►

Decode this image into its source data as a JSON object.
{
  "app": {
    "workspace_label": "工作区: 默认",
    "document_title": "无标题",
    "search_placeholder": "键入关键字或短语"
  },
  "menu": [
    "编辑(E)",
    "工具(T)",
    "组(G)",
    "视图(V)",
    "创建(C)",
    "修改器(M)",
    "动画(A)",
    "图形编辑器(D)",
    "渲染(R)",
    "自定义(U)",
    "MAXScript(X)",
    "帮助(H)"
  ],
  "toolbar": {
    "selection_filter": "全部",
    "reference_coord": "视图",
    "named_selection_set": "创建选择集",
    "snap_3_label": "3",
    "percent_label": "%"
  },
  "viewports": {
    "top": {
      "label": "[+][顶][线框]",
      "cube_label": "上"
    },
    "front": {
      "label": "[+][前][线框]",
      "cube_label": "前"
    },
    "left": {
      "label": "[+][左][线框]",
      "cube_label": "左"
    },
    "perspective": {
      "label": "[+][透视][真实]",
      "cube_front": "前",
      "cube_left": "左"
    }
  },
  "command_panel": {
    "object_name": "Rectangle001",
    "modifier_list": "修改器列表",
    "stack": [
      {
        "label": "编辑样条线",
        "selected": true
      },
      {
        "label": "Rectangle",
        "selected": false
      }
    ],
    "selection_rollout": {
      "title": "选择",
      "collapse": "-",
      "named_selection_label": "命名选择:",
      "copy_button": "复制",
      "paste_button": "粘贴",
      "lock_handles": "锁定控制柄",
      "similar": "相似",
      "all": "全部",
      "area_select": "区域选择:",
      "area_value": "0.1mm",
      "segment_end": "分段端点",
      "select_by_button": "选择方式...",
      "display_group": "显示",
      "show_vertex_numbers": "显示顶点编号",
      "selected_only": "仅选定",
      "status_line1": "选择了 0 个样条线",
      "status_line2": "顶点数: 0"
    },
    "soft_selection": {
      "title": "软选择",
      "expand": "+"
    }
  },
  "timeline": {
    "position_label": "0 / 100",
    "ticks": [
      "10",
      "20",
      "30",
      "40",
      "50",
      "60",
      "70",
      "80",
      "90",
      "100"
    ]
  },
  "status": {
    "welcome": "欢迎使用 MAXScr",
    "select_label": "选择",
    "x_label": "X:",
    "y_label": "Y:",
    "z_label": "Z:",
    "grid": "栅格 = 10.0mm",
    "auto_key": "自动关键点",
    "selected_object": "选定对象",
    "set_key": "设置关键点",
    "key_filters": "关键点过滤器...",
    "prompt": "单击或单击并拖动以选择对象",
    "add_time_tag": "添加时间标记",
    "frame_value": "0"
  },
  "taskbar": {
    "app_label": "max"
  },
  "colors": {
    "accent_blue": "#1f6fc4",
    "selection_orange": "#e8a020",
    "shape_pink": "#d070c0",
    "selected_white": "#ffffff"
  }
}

◄

DIRECTIVE:
Every record above must be duplicated exactly.

REPLY:
Decode this image into its source data as a JSON object.
{
  "app": {
    "workspace_label": "工作区: 默认",
    "document_title": "无标题",
    "search_placeholder": "键入关键字或短语"
  },
  "menu": [
    "编辑(E)",
    "工具(T)",
    "组(G)",
    "视图(V)",
    "创建(C)",
    "修改器(M)",
    "动画(A)",
    "图形编辑器(D)",
    "渲染(R)",
    "自定义(U)",
    "MAXScript(X)",
    "帮助(H)"
  ],
  "toolbar": {
    "selection_filter": "全部",
    "reference_coord": "视图",
    "named_selection_set": "创建选择集",
    "snap_3_label": "3",
    "percent_label": "%"
  },
  "viewports": {
    "top": {
      "label": "[+][顶][线框]",
      "cube_label": "上"
    },
    "front": {
      "label": "[+][前][线框]",
      "cube_label": "前"
    },
    "left": {
      "label": "[+][左][线框]",
      "cube_label": "左"
    },
    "perspective": {
      "label": "[+][透视][真实]",
      "cube_front": "前",
      "cube_left": "左"
    }
  },
  "command_panel": {
    "object_name": "Rectangle001",
    "modifier_list": "修改器列表",
    "stack": [
      {
        "label": "编辑样条线",
        "selected": true
      },
      {
        "label": "Rectangle",
        "selected": false
      }
    ],
    "selection_rollout": {
      "title": "选择",
      "collapse": "-",
      "named_selection_label": "命名选择:",
      "copy_button": "复制",
      "paste_button": "粘贴",
      "lock_handles": "锁定控制柄",
      "similar": "相似",
      "all": "全部",
      "area_select": "区域选择:",
      "area_value": "0.1mm",
      "segment_end": "分段端点",
      "select_by_button": "选择方式...",
      "display_group": "显示",
      "show_vertex_numbers": "显示顶点编号",
      "selected_only": "仅选定",
      "status_line1": "选择了 0 个样条线",
      "status_line2": "顶点数: 0"
    },
    "soft_selection": {
      "title": "软选择",
      "expand": "+"
    }
  },
  "timeline": {
    "position_label": "0 / 100",
    "ticks": [
      "10",
      "20",
      "30",
      "40",
      "50",
      "60",
      "70",
      "80",
      "90",
      "100"
    ]
  },
  "status": {
    "welcome": "欢迎使用 MAXScr",
    "select_label": "选择",
    "x_label": "X:",
    "y_label": "Y:",
    "z_label": "Z:",
    "grid": "栅格 = 10.0mm",
    "auto_key": "自动关键点",
    "selected_object": "选定对象",
    "set_key": "设置关键点",
    "key_filters": "关键点过滤器...",
    "prompt": "单击或单击并拖动以选择对象",
    "add_time_tag": "添加时间标记",
    "frame_value": "0"
  },
  "taskbar": {
    "app_label": "max"
  },
  "colors": {
    "accent_blue": "#1f6fc4",
    "selection_orange": "#e8a020",
    "shape_pink": "#d070c0",
    "selected_white": "#ffffff"
  }
}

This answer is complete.